▶ [Written exercise]
Your copy should be exact, beginning at the line containing "Convert this screenshot" and ending at the line containing "Extract the structured", with both lines kept and every picture dropped.

Figure collection entries:
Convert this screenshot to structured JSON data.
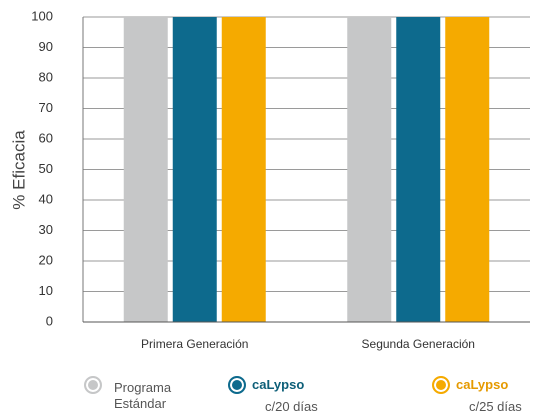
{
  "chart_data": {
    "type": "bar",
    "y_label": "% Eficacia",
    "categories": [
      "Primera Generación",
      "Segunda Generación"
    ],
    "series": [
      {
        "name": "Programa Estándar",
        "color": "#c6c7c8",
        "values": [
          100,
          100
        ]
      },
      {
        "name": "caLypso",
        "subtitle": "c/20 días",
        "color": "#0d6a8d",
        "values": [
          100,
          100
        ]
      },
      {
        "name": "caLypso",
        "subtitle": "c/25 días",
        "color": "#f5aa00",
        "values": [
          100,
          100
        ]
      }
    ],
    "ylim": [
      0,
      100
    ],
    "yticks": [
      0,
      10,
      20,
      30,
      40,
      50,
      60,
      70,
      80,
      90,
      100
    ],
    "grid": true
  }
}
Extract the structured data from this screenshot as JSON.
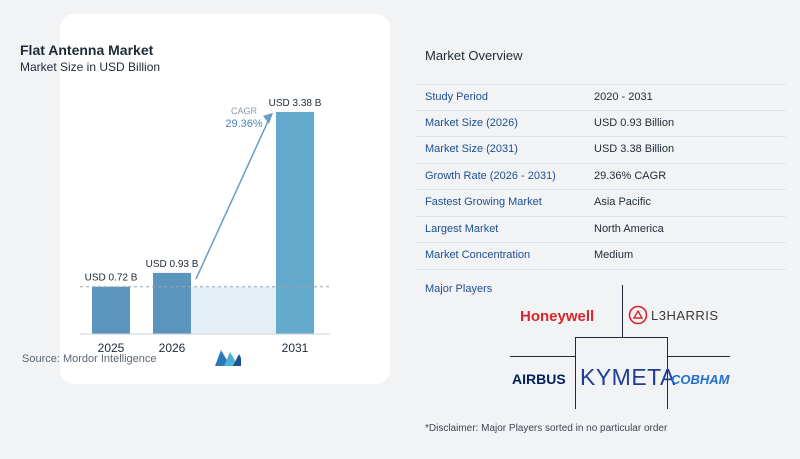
==
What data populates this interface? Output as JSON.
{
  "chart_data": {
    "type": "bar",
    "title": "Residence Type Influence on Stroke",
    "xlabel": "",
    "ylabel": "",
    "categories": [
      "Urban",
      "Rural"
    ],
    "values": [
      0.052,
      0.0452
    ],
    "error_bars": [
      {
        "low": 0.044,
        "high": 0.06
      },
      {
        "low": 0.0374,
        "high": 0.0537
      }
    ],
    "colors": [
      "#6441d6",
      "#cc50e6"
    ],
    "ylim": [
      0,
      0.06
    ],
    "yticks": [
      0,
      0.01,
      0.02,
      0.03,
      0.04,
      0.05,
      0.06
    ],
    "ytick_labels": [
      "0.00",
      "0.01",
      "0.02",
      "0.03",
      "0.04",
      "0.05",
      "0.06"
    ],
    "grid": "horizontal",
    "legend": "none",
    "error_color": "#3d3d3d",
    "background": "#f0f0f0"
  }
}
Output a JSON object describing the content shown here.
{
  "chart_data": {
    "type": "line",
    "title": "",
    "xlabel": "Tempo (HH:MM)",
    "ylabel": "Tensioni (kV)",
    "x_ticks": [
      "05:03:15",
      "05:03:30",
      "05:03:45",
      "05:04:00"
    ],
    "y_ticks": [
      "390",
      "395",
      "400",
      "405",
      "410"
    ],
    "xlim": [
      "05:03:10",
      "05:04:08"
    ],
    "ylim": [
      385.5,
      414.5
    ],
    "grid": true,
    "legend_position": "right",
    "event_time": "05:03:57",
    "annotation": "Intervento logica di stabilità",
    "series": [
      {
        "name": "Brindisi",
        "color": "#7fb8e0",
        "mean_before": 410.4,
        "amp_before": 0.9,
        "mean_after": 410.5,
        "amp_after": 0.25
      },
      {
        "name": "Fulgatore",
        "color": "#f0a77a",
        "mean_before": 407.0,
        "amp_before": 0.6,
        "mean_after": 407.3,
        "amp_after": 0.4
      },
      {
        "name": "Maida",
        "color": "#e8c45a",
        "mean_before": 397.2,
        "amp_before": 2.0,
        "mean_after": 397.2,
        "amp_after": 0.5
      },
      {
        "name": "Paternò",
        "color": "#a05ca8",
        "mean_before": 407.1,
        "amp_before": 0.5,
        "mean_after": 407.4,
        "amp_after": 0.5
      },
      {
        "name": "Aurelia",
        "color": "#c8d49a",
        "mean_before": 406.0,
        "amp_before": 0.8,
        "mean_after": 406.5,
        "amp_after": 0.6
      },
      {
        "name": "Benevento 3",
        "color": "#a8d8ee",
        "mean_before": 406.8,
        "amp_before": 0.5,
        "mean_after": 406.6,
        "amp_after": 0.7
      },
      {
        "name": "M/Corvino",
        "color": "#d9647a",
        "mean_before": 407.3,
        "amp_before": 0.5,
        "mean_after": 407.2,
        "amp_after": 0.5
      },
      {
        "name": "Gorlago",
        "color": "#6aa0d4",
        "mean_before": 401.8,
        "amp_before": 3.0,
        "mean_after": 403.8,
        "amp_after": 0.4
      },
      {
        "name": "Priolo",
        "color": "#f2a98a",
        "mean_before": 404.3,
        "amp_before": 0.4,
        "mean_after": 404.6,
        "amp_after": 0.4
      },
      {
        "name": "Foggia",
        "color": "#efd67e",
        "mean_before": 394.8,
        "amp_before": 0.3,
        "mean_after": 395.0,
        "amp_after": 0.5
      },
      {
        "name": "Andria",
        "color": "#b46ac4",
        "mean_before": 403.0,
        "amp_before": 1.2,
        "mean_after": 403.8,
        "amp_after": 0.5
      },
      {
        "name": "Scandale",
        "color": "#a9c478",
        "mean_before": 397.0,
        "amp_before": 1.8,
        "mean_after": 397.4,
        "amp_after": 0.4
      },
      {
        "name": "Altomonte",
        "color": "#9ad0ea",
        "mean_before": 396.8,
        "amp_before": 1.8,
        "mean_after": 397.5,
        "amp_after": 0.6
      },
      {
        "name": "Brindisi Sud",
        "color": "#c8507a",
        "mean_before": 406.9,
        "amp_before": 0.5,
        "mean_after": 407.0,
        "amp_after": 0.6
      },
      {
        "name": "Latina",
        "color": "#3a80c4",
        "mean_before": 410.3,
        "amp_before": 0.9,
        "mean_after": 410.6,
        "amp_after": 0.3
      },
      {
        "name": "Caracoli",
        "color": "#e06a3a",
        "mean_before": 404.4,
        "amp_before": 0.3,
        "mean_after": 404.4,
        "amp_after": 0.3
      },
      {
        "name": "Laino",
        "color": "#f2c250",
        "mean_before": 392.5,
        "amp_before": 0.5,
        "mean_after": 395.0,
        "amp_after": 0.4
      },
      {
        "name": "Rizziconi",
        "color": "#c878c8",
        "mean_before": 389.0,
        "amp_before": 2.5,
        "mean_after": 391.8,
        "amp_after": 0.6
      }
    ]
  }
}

▶ [Finished answer]
Convert this screenshot to structured JSON data.
{
  "chart_data": {
    "type": "bar",
    "y_label": "% Eficacia",
    "categories": [
      "Primera Generación",
      "Segunda Generación"
    ],
    "series": [
      {
        "name": "Programa Estándar",
        "color": "#c6c7c8",
        "values": [
          100,
          100
        ]
      },
      {
        "name": "caLypso",
        "subtitle": "c/20 días",
        "color": "#0d6a8d",
        "values": [
          100,
          100
        ]
      },
      {
        "name": "caLypso",
        "subtitle": "c/25 días",
        "color": "#f5aa00",
        "values": [
          100,
          100
        ]
      }
    ],
    "ylim": [
      0,
      100
    ],
    "yticks": [
      0,
      10,
      20,
      30,
      40,
      50,
      60,
      70,
      80,
      90,
      100
    ],
    "grid": true
  }
}
Extract the structured data from this screenshot as JSON.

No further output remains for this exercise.